(Excerpt from a dataset)
---

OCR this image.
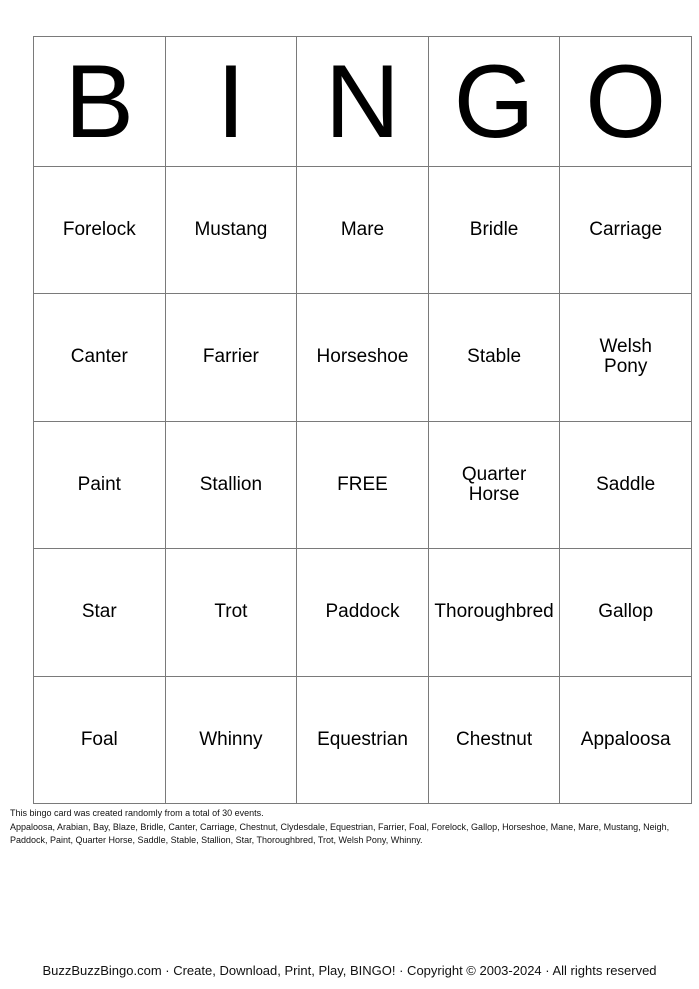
B	I	N	G	O
Forelock	Mustang	Mare	Bridle	Carriage
Canter	Farrier	Horseshoe	Stable	Welsh Pony
Paint	Stallion	FREE	Quarter Horse	Saddle
Star	Trot	Paddock	Thoroughbred	Gallop
Foal	Whinny	Equestrian	Chestnut	Appaloosa
This bingo card was created randomly from a total of 30 events.
Appaloosa, Arabian, Bay, Blaze, Bridle, Canter, Carriage, Chestnut, Clydesdale, Equestrian, Farrier, Foal, Forelock, Gallop, Horseshoe, Mane, Mare, Mustang, Neigh, Paddock, Paint, Quarter Horse, Saddle, Stable, Stallion, Star, Thoroughbred, Trot, Welsh Pony, Whinny.
BuzzBuzzBingo.com · Create, Download, Print, Play, BINGO! · Copyright © 2003-2024 · All rights reserved
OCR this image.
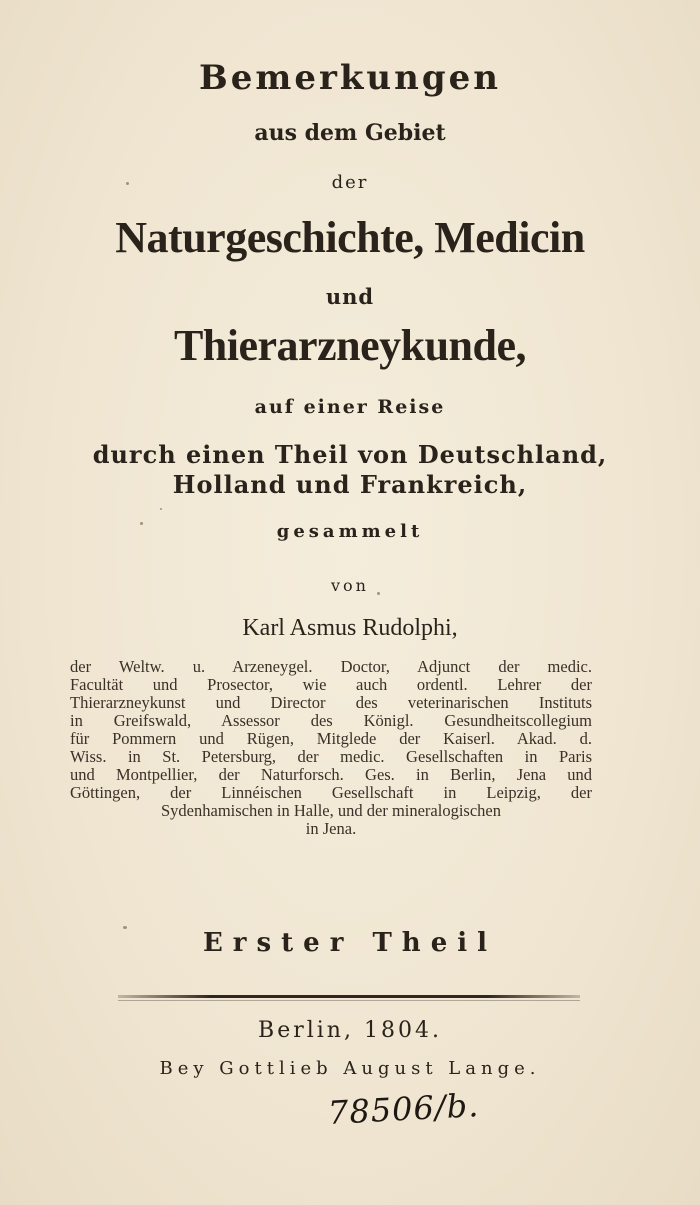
Bemerkungen
aus dem Gebiet
der
Naturgeschichte, Medicin
und
Thierarzneykunde,
auf einer Reise
durch einen Theil von Deutschland,
Holland und Frankreich,
gesammelt
von
Karl Asmus Rudolphi,
der Weltw. u. Arzeneygel. Doctor, Adjunct der medic.
Facultät und Prosector, wie auch ordentl. Lehrer der
Thierarzneykunst und Director des veterinarischen Instituts
in Greifswald, Assessor des Königl. Gesundheitscollegium
für Pommern und Rügen, Mitglede der Kaiserl. Akad. d.
Wiss. in St. Petersburg, der medic. Gesellschaften in Paris
und Montpellier, der Naturforsch. Ges. in Berlin, Jena und
Göttingen, der Linnéischen Gesellschaft in Leipzig, der
Sydenhamischen in Halle, und der mineralogischen
in Jena.
Erster Theil
Berlin, 1804.
Bey Gottlieb August Lange.
78506/b.
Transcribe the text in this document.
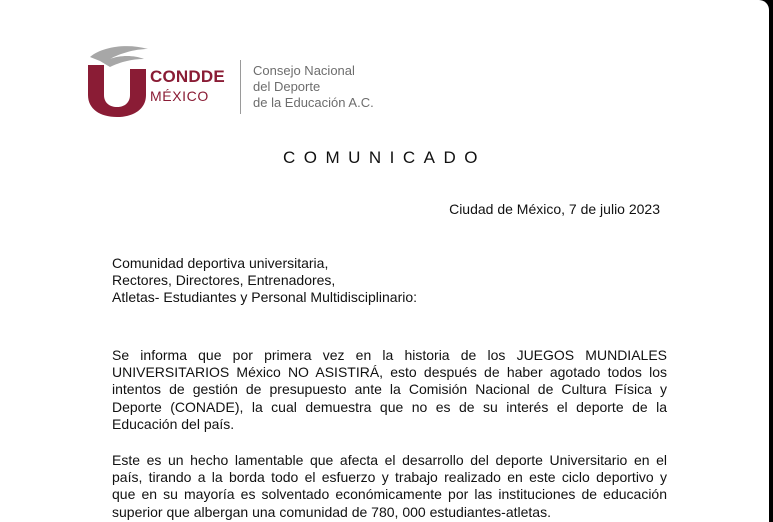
CONDDE
MÉXICO
Consejo Nacional
del Deporte
de la Educación A.C.
COMUNICADO
Ciudad de México, 7 de julio 2023
Comunidad deportiva universitaria,
Rectores, Directores, Entrenadores,
Atletas- Estudiantes y Personal Multidisciplinario:
Se informa que por primera vez en la historia de los JUEGOS MUNDIALES
UNIVERSITARIOS México NO ASISTIRÁ, esto después de haber agotado todos los
intentos de gestión de presupuesto ante la Comisión Nacional de Cultura Física y
Deporte (CONADE), la cual demuestra que no es de su interés el deporte de la
Educación del país.
Este es un hecho lamentable que afecta el desarrollo del deporte Universitario en el
país, tirando a la borda todo el esfuerzo y trabajo realizado en este ciclo deportivo y
que en su mayoría es solventado económicamente por las instituciones de educación
superior que albergan una comunidad de 780, 000 estudiantes-atletas.
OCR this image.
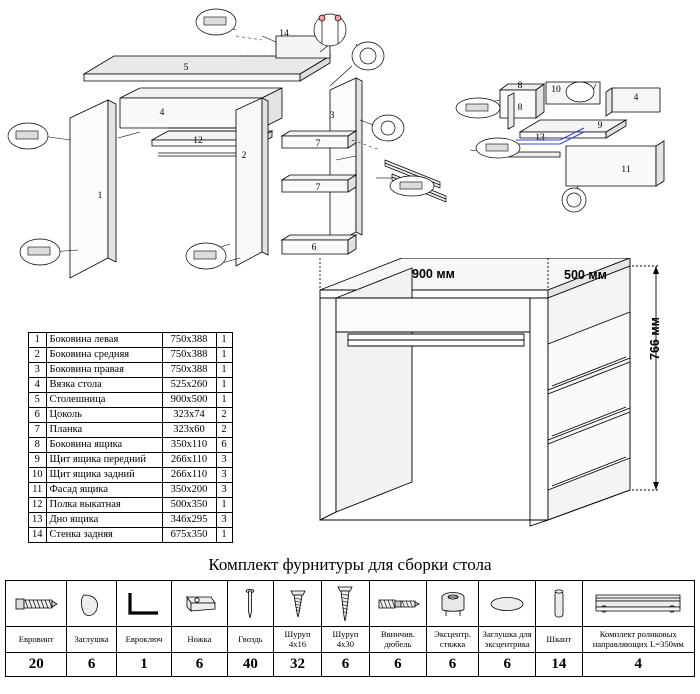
14
5
4
12
2
1
3
7
7
6
10
8
8
13
9
4
11
1	Боковина левая	750х388	1
2	Боковина средняя	750х388	1
3	Боковина правая	750х388	1
4	Вязка стола	525х260	1
5	Столешница	900х500	1
6	Цоколь	323х74	2
7	Планка	323х60	2
8	Боковина ящика	350х110	6
9	Щит ящика передний	266х110	3
10	Щит ящика задний	266х110	3
11	Фасад ящика	350х200	3
12	Полка выкатная	500х350	1
13	Дно ящика	346х295	3
14	Стенка задняя	675х350	1
900 мм	500 мм
766 мм
Комплект фурнитуры для сборки стола

Евровинт	Заглушка	Евроключ	Ножка	Гвоздь	Шуруп 4х16	Шуруп 4х30	Ввинчив. дюбель	Эксцентр. стяжка	Заглушка для эксцентрика	Шкант	Комплект роликовых направляющих L=350мм
20	6	1	6	40	32	6	6	6	6	14	4
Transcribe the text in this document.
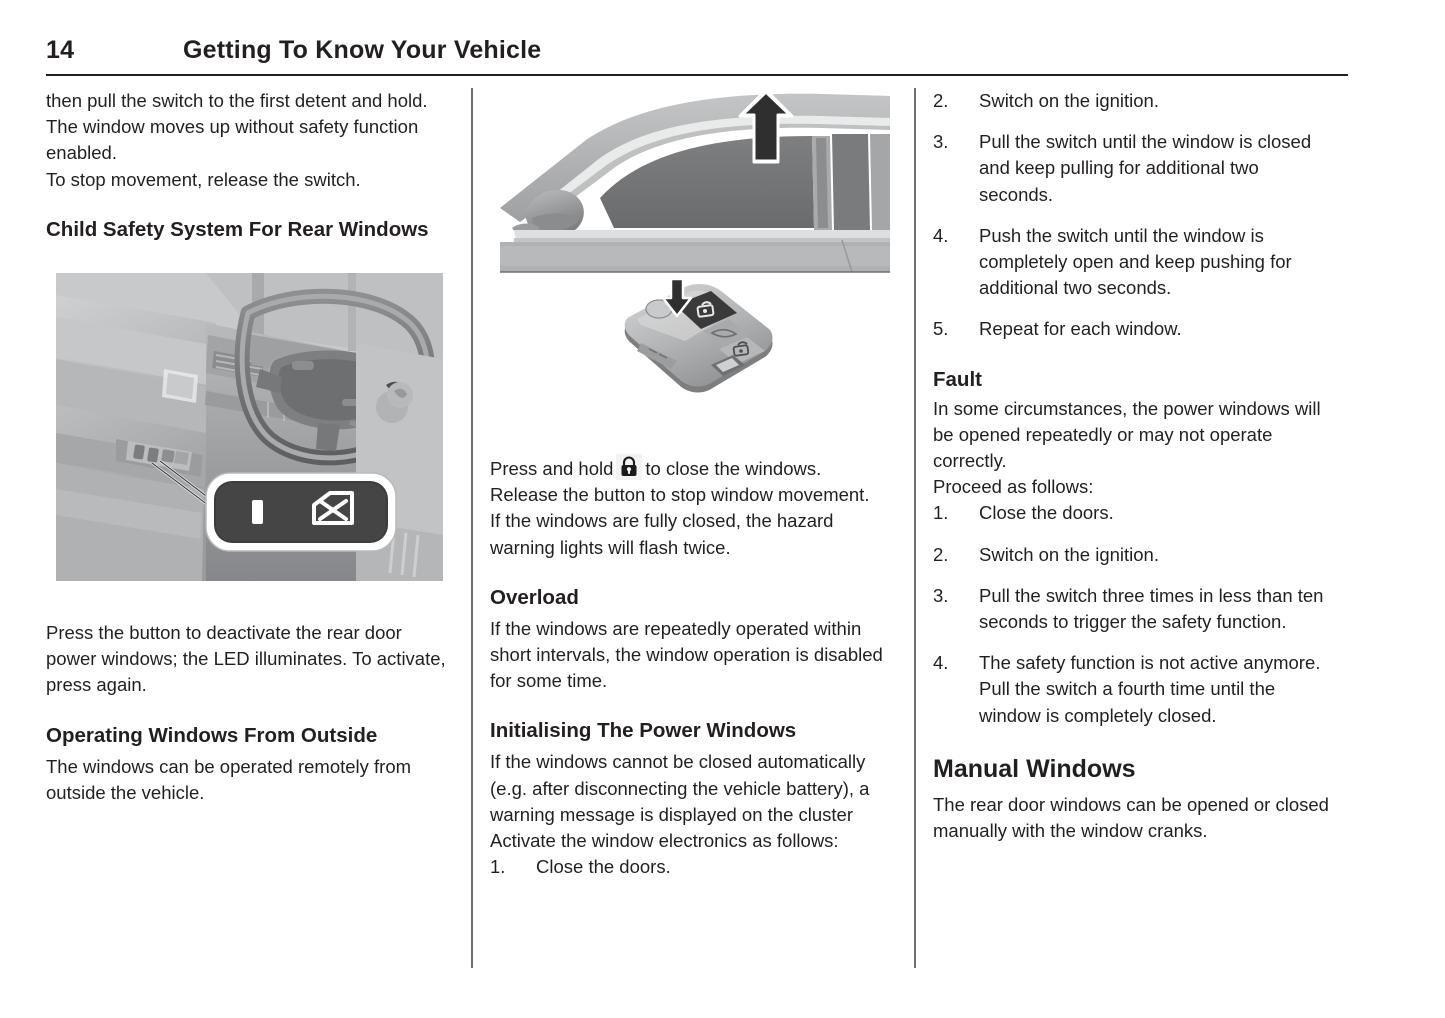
14	Getting To Know Your Vehicle

then pull the switch to the first detent and hold. The window moves up without safety function enabled.

To stop movement, release the switch.

Child Safety System For Rear Windows

Press the button to deactivate the rear door power windows; the LED illuminates. To activate, press again.

Operating Windows From Outside

The windows can be operated remotely from outside the vehicle.

Press and hold to close the windows.

Release the button to stop window movement.

If the windows are fully closed, the hazard warning lights will flash twice.

Overload

If the windows are repeatedly operated within short intervals, the window operation is disabled for some time.

Initialising The Power Windows

If the windows cannot be closed automatically (e.g. after disconnecting the vehicle battery), a warning message is displayed on the cluster

Activate the window electronics as follows:

1.	Close the doors.
2.	Switch on the ignition.
3.	Pull the switch until the window is closed and keep pulling for additional two seconds.
4.	Push the switch until the window is completely open and keep pushing for additional two seconds.
5.	Repeat for each window.
Fault

In some circumstances, the power windows will be opened repeatedly or may not operate correctly.

Proceed as follows:

1.	Close the doors.
2.	Switch on the ignition.
3.	Pull the switch three times in less than ten seconds to trigger the safety function.
4.	The safety function is not active anymore. Pull the switch a fourth time until the window is completely closed.
Manual Windows

The rear door windows can be opened or closed manually with the window cranks.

---

## GIVEN TASK
Write out the entries above word for word. Do not include the pictures.

## OUTPUT
OCR this image.
B	I	N	G	O
Forelock	Mustang	Mare	Bridle	Carriage
Canter	Farrier	Horseshoe	Stable	Welsh Pony
Paint	Stallion	FREE	Quarter Horse	Saddle
Star	Trot	Paddock	Thoroughbred	Gallop
Foal	Whinny	Equestrian	Chestnut	Appaloosa
This bingo card was created randomly from a total of 30 events.
Appaloosa, Arabian, Bay, Blaze, Bridle, Canter, Carriage, Chestnut, Clydesdale, Equestrian, Farrier, Foal, Forelock, Gallop, Horseshoe, Mane, Mare, Mustang, Neigh, Paddock, Paint, Quarter Horse, Saddle, Stable, Stallion, Star, Thoroughbred, Trot, Welsh Pony, Whinny.
BuzzBuzzBingo.com · Create, Download, Print, Play, BINGO! · Copyright © 2003-2024 · All rights reserved
OCR this image.
Bemerkungen
aus dem Gebiet
der
Naturgeschichte, Medicin
und
Thierarzneykunde,
auf einer Reise
durch einen Theil von Deutschland,
Holland und Frankreich,
gesammelt
von
Karl Asmus Rudolphi,
der Weltw. u. Arzeneygel. Doctor, Adjunct der medic.
Facultät und Prosector, wie auch ordentl. Lehrer der
Thierarzneykunst und Director des veterinarischen Instituts
in Greifswald, Assessor des Königl. Gesundheitscollegium
für Pommern und Rügen, Mitglede der Kaiserl. Akad. d.
Wiss. in St. Petersburg, der medic. Gesellschaften in Paris
und Montpellier, der Naturforsch. Ges. in Berlin, Jena und
Göttingen, der Linnéischen Gesellschaft in Leipzig, der
Sydenhamischen in Halle, und der mineralogischen
in Jena.
Erster Theil
Berlin, 1804.
Bey Gottlieb August Lange.
78506/b.
Transcribe the text in this document.
CONDDE
MÉXICO
Consejo Nacional
del Deporte
de la Educación A.C.
COMUNICADO
Ciudad de México, 7 de julio 2023
Comunidad deportiva universitaria,
Rectores, Directores, Entrenadores,
Atletas- Estudiantes y Personal Multidisciplinario:
Se informa que por primera vez en la historia de los JUEGOS MUNDIALES
UNIVERSITARIOS México NO ASISTIRÁ, esto después de haber agotado todos los
intentos de gestión de presupuesto ante la Comisión Nacional de Cultura Física y
Deporte (CONADE), la cual demuestra que no es de su interés el deporte de la
Educación del país.
Este es un hecho lamentable que afecta el desarrollo del deporte Universitario en el
país, tirando a la borda todo el esfuerzo y trabajo realizado en este ciclo deportivo y
que en su mayoría es solventado económicamente por las instituciones de educación
superior que albergan una comunidad de 780, 000 estudiantes-atletas.
OCR this image.
14
5
4
12
2
1
3
7
7
6
10
8
8
13
9
4
11
1	Боковина левая	750х388	1
2	Боковина средняя	750х388	1
3	Боковина правая	750х388	1
4	Вязка стола	525х260	1
5	Столешница	900х500	1
6	Цоколь	323х74	2
7	Планка	323х60	2
8	Боковина ящика	350х110	6
9	Щит ящика передний	266х110	3
10	Щит ящика задний	266х110	3
11	Фасад ящика	350х200	3
12	Полка выкатная	500х350	1
13	Дно ящика	346х295	3
14	Стенка задняя	675х350	1
900 мм	500 мм
766 мм
Комплект фурнитуры для сборки стола

Евровинт	Заглушка	Евроключ	Ножка	Гвоздь	Шуруп 4х16	Шуруп 4х30	Ввинчив. дюбель	Эксцентр. стяжка	Заглушка для эксцентрика	Шкант	Комплект роликовых направляющих L=350мм
20	6	1	6	40	32	6	6	6	6	14	4
Transcribe the text in this document.
14	Getting To Know Your Vehicle

then pull the switch to the first detent and hold. The window moves up without safety function enabled.

To stop movement, release the switch.

Child Safety System For Rear Windows

Press the button to deactivate the rear door power windows; the LED illuminates. To activate, press again.

Operating Windows From Outside

The windows can be operated remotely from outside the vehicle.

Press and hold to close the windows.

Release the button to stop window movement.

If the windows are fully closed, the hazard warning lights will flash twice.

Overload

If the windows are repeatedly operated within short intervals, the window operation is disabled for some time.

Initialising The Power Windows

If the windows cannot be closed automatically (e.g. after disconnecting the vehicle battery), a warning message is displayed on the cluster

Activate the window electronics as follows:

1.	Close the doors.
2.	Switch on the ignition.
3.	Pull the switch until the window is closed and keep pulling for additional two seconds.
4.	Push the switch until the window is completely open and keep pushing for additional two seconds.
5.	Repeat for each window.
Fault

In some circumstances, the power windows will be opened repeatedly or may not operate correctly.

Proceed as follows:

1.	Close the doors.
2.	Switch on the ignition.
3.	Pull the switch three times in less than ten seconds to trigger the safety function.
4.	The safety function is not active anymore. Pull the switch a fourth time until the window is completely closed.
Manual Windows

The rear door windows can be opened or closed manually with the window cranks.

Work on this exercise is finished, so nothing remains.